[Entries taken from a collection]
☆ ☆ ☆ ☆ ☆ ☆ ☆
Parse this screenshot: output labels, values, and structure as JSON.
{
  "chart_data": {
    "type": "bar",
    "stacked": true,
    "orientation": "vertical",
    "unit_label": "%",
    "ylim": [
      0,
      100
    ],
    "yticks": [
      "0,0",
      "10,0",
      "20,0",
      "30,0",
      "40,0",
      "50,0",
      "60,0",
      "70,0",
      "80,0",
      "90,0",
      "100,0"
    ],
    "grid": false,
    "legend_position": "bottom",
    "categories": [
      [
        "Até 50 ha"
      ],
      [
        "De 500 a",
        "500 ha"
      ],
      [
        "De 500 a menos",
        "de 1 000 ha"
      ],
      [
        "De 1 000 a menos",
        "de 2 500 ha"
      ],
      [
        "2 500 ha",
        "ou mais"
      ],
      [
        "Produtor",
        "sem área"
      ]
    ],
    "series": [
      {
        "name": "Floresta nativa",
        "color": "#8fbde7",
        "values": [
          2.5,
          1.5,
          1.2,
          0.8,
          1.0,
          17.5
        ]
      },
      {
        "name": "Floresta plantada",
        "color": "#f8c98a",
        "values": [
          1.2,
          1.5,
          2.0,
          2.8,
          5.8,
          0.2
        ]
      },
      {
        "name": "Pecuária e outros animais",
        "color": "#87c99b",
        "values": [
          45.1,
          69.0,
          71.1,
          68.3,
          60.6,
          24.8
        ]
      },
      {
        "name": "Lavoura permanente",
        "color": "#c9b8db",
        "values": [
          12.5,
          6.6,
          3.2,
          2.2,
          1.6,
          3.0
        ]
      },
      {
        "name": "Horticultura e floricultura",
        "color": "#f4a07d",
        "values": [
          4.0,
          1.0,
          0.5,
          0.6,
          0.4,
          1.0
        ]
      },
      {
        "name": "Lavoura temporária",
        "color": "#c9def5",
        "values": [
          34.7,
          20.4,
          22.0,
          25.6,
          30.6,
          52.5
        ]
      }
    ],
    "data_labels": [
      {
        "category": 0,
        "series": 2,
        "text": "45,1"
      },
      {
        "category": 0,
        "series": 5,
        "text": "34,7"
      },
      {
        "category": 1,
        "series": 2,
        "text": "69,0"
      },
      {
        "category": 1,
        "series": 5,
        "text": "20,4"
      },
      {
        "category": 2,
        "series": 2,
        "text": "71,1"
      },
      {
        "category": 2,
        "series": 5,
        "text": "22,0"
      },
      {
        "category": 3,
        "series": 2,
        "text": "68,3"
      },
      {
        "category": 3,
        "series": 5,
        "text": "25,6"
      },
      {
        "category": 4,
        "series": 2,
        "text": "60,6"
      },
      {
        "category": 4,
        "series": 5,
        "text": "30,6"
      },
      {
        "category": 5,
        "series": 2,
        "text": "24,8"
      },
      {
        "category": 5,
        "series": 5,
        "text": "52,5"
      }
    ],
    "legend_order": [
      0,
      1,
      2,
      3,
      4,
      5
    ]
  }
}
☆ ☆ ☆ ☆ ☆ ☆ ☆
[Short problem]
Using the entries above, please restate each one word for word.

[Finished exercise]
Parse this screenshot: output labels, values, and structure as JSON.
{
  "chart_data": {
    "type": "bar",
    "stacked": true,
    "orientation": "vertical",
    "unit_label": "%",
    "ylim": [
      0,
      100
    ],
    "yticks": [
      "0,0",
      "10,0",
      "20,0",
      "30,0",
      "40,0",
      "50,0",
      "60,0",
      "70,0",
      "80,0",
      "90,0",
      "100,0"
    ],
    "grid": false,
    "legend_position": "bottom",
    "categories": [
      [
        "Até 50 ha"
      ],
      [
        "De 500 a",
        "500 ha"
      ],
      [
        "De 500 a menos",
        "de 1 000 ha"
      ],
      [
        "De 1 000 a menos",
        "de 2 500 ha"
      ],
      [
        "2 500 ha",
        "ou mais"
      ],
      [
        "Produtor",
        "sem área"
      ]
    ],
    "series": [
      {
        "name": "Floresta nativa",
        "color": "#8fbde7",
        "values": [
          2.5,
          1.5,
          1.2,
          0.8,
          1.0,
          17.5
        ]
      },
      {
        "name": "Floresta plantada",
        "color": "#f8c98a",
        "values": [
          1.2,
          1.5,
          2.0,
          2.8,
          5.8,
          0.2
        ]
      },
      {
        "name": "Pecuária e outros animais",
        "color": "#87c99b",
        "values": [
          45.1,
          69.0,
          71.1,
          68.3,
          60.6,
          24.8
        ]
      },
      {
        "name": "Lavoura permanente",
        "color": "#c9b8db",
        "values": [
          12.5,
          6.6,
          3.2,
          2.2,
          1.6,
          3.0
        ]
      },
      {
        "name": "Horticultura e floricultura",
        "color": "#f4a07d",
        "values": [
          4.0,
          1.0,
          0.5,
          0.6,
          0.4,
          1.0
        ]
      },
      {
        "name": "Lavoura temporária",
        "color": "#c9def5",
        "values": [
          34.7,
          20.4,
          22.0,
          25.6,
          30.6,
          52.5
        ]
      }
    ],
    "data_labels": [
      {
        "category": 0,
        "series": 2,
        "text": "45,1"
      },
      {
        "category": 0,
        "series": 5,
        "text": "34,7"
      },
      {
        "category": 1,
        "series": 2,
        "text": "69,0"
      },
      {
        "category": 1,
        "series": 5,
        "text": "20,4"
      },
      {
        "category": 2,
        "series": 2,
        "text": "71,1"
      },
      {
        "category": 2,
        "series": 5,
        "text": "22,0"
      },
      {
        "category": 3,
        "series": 2,
        "text": "68,3"
      },
      {
        "category": 3,
        "series": 5,
        "text": "25,6"
      },
      {
        "category": 4,
        "series": 2,
        "text": "60,6"
      },
      {
        "category": 4,
        "series": 5,
        "text": "30,6"
      },
      {
        "category": 5,
        "series": 2,
        "text": "24,8"
      },
      {
        "category": 5,
        "series": 5,
        "text": "52,5"
      }
    ],
    "legend_order": [
      0,
      1,
      2,
      3,
      4,
      5
    ]
  }
}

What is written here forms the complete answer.